#### Element position data
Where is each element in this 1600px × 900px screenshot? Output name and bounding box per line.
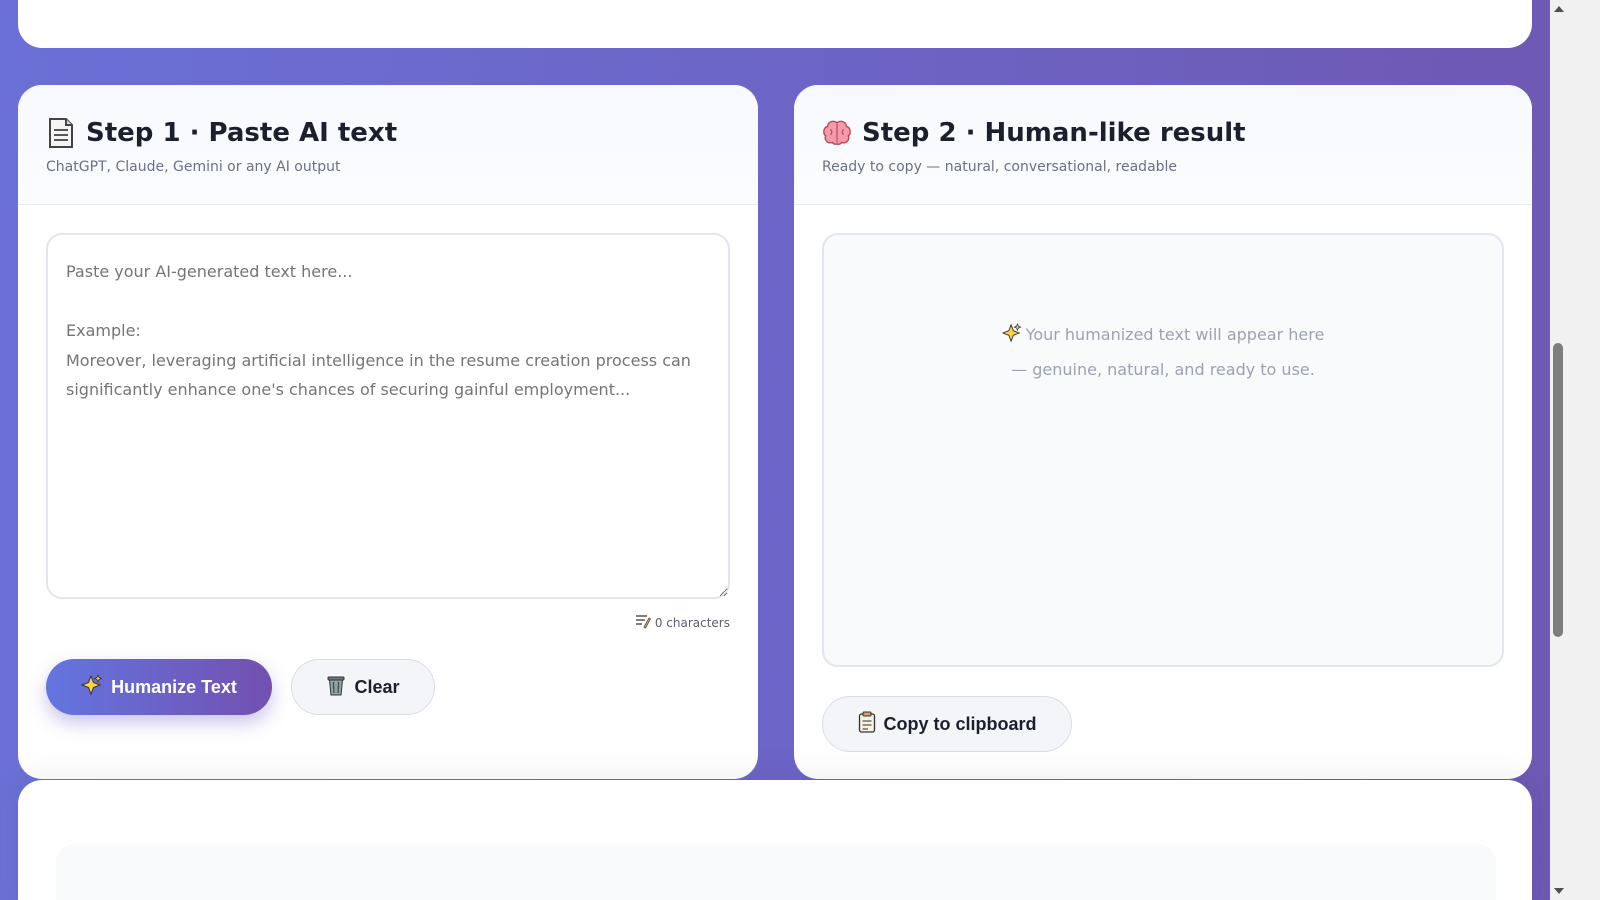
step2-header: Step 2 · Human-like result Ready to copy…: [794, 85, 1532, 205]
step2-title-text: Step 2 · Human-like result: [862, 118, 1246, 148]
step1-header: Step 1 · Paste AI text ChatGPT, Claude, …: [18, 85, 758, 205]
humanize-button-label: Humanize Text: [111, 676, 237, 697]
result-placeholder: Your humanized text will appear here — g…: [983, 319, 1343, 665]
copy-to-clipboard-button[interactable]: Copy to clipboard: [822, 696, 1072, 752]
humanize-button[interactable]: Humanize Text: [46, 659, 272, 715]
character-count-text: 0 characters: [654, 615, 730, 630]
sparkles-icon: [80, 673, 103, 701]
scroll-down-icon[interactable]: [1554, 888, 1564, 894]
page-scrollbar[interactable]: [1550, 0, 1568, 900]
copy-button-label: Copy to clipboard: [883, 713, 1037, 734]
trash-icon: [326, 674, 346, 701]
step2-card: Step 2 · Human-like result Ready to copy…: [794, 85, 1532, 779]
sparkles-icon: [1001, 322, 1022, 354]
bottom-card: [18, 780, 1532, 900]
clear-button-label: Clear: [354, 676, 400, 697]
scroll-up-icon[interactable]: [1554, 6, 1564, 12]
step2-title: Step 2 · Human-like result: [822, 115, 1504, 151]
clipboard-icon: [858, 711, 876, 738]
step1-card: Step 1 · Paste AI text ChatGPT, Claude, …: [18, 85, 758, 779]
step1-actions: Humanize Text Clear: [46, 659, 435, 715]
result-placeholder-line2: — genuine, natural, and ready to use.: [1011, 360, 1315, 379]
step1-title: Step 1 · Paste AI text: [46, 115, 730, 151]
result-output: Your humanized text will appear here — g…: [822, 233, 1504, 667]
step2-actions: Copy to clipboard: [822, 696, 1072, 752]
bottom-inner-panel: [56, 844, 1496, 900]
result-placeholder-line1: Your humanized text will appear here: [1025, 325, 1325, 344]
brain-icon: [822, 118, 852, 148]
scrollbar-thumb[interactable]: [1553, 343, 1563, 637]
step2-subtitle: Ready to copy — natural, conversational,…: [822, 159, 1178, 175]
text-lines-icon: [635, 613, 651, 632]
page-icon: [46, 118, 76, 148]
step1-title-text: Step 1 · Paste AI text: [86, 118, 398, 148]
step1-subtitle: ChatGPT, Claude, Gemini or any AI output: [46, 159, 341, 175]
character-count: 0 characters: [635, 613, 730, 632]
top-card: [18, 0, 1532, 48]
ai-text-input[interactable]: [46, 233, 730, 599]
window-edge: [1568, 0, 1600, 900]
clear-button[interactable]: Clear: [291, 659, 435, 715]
--
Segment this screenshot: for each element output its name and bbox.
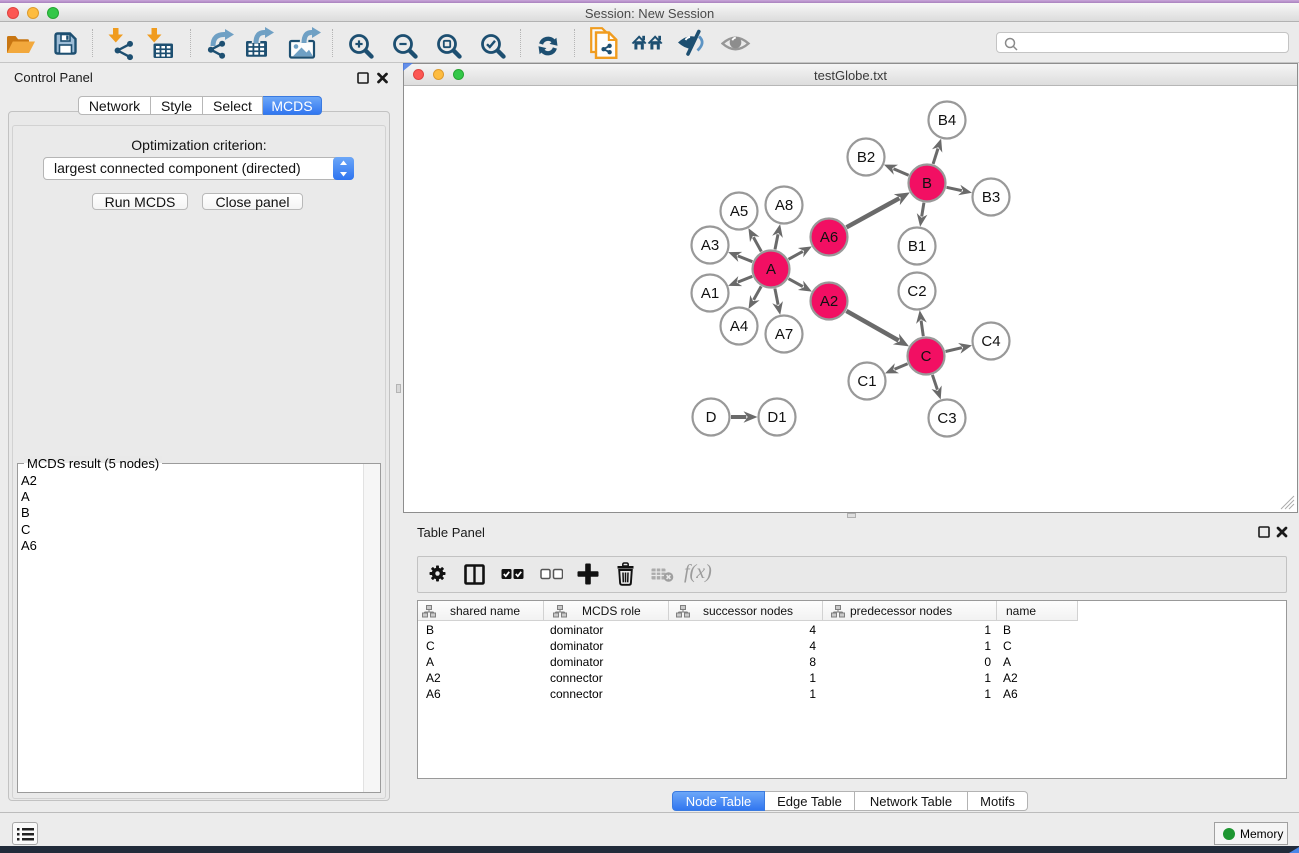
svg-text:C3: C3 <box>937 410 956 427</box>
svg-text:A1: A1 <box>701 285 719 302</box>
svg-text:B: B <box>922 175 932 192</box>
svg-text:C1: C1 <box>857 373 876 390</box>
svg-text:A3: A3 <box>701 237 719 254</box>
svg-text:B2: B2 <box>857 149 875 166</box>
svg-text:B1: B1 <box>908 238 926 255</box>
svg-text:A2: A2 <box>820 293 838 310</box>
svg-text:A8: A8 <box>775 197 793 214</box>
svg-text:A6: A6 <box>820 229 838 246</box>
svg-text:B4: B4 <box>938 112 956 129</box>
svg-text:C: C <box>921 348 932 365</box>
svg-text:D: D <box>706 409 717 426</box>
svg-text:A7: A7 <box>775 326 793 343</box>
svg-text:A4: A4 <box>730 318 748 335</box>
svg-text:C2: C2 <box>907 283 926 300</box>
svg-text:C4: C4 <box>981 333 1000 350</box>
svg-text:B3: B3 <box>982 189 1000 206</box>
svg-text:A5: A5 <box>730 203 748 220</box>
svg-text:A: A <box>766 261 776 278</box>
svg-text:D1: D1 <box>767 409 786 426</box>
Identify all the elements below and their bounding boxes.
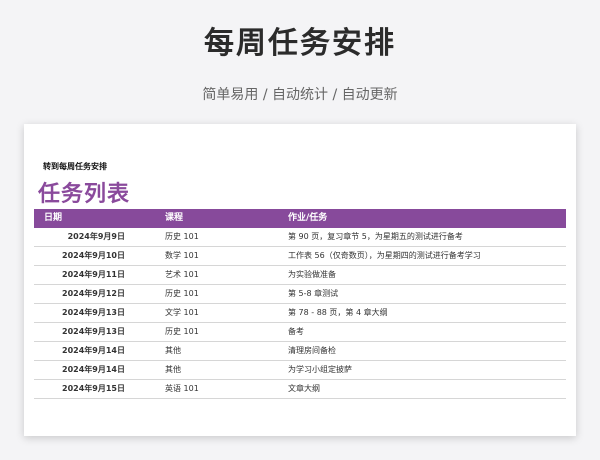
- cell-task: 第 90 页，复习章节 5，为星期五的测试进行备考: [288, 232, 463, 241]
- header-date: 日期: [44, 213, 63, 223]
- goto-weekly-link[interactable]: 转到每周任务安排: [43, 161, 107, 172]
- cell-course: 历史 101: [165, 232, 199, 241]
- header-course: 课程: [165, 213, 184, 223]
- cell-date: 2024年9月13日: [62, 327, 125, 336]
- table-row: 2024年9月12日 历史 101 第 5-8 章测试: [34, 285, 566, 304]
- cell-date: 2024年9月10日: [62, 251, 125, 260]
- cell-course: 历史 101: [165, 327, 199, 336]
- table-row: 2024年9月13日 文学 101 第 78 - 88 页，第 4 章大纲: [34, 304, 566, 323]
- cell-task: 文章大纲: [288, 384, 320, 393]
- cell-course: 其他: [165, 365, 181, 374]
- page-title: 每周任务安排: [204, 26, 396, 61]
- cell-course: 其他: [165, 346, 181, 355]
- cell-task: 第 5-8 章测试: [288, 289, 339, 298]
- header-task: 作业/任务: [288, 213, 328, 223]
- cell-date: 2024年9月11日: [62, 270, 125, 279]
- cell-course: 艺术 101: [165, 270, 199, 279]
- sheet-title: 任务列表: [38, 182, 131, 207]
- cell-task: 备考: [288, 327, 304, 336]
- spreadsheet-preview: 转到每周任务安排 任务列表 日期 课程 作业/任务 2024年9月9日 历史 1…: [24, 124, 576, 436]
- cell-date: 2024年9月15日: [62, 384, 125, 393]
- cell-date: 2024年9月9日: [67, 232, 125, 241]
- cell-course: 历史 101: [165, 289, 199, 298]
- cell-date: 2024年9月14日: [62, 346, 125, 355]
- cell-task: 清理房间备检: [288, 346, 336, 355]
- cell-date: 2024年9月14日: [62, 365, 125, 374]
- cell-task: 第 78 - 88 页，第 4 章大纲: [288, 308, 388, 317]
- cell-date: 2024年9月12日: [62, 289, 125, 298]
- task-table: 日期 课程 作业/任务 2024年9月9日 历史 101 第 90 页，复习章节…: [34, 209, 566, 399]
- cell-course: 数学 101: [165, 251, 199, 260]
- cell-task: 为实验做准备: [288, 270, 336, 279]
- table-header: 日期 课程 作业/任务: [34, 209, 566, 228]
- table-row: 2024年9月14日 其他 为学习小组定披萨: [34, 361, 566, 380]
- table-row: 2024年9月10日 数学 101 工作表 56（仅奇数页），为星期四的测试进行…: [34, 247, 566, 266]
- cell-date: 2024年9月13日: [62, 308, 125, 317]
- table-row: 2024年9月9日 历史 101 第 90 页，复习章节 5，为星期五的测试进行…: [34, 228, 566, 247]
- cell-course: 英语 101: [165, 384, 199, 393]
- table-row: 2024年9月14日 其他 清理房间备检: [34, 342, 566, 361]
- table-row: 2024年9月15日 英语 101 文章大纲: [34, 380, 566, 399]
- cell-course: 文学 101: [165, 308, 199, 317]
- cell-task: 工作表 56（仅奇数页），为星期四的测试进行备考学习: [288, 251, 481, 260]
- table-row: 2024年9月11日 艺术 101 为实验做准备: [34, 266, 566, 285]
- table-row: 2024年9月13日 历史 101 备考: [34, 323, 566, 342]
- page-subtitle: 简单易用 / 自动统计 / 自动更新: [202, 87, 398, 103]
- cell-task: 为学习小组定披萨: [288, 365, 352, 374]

#### Objective
Repeat the records between the lines holding "step2-header: Step 2" and "sparkles-icon: [80, 673, 103, 701]", inclusive.

#### Response to the task
step2-header: Step 2 · Human-like result Ready to copy…: [794, 85, 1532, 205]
step2-title-text: Step 2 · Human-like result: [862, 118, 1246, 148]
step1-header: Step 1 · Paste AI text ChatGPT, Claude, …: [18, 85, 758, 205]
humanize-button-label: Humanize Text: [111, 676, 237, 697]
result-placeholder: Your humanized text will appear here — g…: [983, 319, 1343, 665]
copy-to-clipboard-button[interactable]: Copy to clipboard: [822, 696, 1072, 752]
humanize-button[interactable]: Humanize Text: [46, 659, 272, 715]
character-count-text: 0 characters: [654, 615, 730, 630]
sparkles-icon: [80, 673, 103, 701]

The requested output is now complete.